- [SHORT EXERCISE]
Find each line with "that" and copy it.

- [DATASET ROWS]
--- Begin ---

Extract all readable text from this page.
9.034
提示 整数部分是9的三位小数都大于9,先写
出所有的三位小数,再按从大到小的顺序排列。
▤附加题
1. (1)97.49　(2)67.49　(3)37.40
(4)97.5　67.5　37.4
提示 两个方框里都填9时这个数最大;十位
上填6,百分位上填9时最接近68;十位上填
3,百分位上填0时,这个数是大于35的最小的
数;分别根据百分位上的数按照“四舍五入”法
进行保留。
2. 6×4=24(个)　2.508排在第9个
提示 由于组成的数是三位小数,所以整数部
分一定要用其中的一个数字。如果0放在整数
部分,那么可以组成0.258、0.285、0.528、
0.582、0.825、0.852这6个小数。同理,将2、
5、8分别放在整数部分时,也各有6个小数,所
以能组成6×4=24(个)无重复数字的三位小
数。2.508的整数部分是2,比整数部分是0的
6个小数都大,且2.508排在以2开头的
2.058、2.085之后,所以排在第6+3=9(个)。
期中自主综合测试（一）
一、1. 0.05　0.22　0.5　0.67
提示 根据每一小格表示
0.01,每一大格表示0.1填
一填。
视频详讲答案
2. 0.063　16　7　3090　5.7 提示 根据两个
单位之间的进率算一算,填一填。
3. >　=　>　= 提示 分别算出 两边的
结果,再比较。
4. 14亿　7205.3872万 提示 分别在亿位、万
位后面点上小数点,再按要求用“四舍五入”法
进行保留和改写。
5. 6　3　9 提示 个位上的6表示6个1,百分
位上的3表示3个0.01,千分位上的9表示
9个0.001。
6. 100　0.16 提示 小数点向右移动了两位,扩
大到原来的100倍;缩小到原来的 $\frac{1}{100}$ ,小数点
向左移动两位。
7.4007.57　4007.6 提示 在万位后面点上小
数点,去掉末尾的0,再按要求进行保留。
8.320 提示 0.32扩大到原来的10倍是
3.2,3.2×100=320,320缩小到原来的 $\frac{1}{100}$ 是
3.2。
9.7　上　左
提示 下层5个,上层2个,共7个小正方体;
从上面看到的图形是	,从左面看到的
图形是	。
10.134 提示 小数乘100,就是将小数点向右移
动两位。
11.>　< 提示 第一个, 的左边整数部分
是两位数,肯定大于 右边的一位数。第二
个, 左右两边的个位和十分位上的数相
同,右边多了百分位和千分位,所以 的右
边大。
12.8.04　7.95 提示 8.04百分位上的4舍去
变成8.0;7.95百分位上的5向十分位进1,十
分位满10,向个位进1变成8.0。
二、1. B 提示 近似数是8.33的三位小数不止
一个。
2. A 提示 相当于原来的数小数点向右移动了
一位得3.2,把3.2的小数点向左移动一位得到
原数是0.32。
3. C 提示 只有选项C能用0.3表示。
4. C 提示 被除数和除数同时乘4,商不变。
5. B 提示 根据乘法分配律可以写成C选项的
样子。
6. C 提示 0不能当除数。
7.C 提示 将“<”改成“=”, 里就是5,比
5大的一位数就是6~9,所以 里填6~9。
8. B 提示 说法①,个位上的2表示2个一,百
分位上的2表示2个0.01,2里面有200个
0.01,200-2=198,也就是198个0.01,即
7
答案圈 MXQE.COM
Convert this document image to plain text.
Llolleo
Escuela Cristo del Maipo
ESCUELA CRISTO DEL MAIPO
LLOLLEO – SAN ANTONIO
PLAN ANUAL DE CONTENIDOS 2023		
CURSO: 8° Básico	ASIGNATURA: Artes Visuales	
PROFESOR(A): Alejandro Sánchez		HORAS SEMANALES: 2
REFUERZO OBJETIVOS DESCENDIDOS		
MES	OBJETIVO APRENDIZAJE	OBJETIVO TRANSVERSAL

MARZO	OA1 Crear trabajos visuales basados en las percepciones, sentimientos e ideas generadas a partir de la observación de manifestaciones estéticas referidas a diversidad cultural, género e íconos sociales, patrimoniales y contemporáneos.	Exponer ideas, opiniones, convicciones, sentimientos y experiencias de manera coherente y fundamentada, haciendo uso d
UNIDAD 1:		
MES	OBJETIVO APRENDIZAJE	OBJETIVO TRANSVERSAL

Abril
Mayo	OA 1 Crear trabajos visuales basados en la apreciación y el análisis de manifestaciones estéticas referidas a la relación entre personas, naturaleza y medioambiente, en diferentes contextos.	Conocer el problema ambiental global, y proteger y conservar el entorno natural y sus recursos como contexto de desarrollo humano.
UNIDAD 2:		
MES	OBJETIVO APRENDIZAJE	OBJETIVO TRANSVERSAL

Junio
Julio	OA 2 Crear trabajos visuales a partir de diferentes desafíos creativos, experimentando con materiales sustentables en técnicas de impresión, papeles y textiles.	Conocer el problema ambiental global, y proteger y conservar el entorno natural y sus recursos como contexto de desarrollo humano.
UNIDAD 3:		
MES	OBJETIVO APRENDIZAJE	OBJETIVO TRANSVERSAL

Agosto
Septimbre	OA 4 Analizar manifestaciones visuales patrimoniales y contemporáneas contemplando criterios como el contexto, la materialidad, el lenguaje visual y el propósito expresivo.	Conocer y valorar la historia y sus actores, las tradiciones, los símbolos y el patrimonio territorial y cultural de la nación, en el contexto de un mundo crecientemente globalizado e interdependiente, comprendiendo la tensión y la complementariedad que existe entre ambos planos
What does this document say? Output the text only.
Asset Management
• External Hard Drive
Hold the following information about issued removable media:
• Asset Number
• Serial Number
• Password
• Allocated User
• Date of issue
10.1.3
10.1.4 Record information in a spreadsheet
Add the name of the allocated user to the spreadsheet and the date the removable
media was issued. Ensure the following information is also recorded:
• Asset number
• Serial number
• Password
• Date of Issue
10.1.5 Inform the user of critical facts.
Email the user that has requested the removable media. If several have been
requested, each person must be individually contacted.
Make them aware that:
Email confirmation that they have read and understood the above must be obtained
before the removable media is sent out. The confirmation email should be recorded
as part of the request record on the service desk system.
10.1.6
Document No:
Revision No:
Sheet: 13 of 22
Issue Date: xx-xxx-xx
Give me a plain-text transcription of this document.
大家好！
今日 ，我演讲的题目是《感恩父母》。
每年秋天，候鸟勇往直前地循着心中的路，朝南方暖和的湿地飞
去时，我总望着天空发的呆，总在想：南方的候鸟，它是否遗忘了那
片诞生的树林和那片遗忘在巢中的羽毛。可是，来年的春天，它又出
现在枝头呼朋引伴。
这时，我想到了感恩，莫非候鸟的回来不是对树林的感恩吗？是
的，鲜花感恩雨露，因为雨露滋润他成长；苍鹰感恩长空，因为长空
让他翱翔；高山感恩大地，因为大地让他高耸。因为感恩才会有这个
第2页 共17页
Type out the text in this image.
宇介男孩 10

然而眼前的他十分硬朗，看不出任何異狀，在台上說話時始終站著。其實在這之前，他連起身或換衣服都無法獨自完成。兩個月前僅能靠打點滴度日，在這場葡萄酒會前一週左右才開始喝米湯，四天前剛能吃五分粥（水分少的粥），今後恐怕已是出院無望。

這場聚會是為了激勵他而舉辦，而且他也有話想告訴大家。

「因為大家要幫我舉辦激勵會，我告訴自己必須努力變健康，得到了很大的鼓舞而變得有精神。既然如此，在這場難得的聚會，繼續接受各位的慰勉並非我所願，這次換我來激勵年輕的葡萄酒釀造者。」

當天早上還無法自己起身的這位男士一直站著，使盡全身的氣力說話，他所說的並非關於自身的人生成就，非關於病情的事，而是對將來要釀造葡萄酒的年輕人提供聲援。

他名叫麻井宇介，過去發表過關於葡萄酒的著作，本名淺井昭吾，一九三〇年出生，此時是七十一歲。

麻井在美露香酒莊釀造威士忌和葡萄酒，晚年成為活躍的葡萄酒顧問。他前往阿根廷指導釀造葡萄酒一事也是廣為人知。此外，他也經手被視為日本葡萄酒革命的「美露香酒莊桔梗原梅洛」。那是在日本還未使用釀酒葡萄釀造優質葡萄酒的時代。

--- End ---

- [EXERCISE OUTPUT]
Email the user that has requested the removable media. If several have been
Make them aware that:
Email confirmation that they have read and understood the above must be obtained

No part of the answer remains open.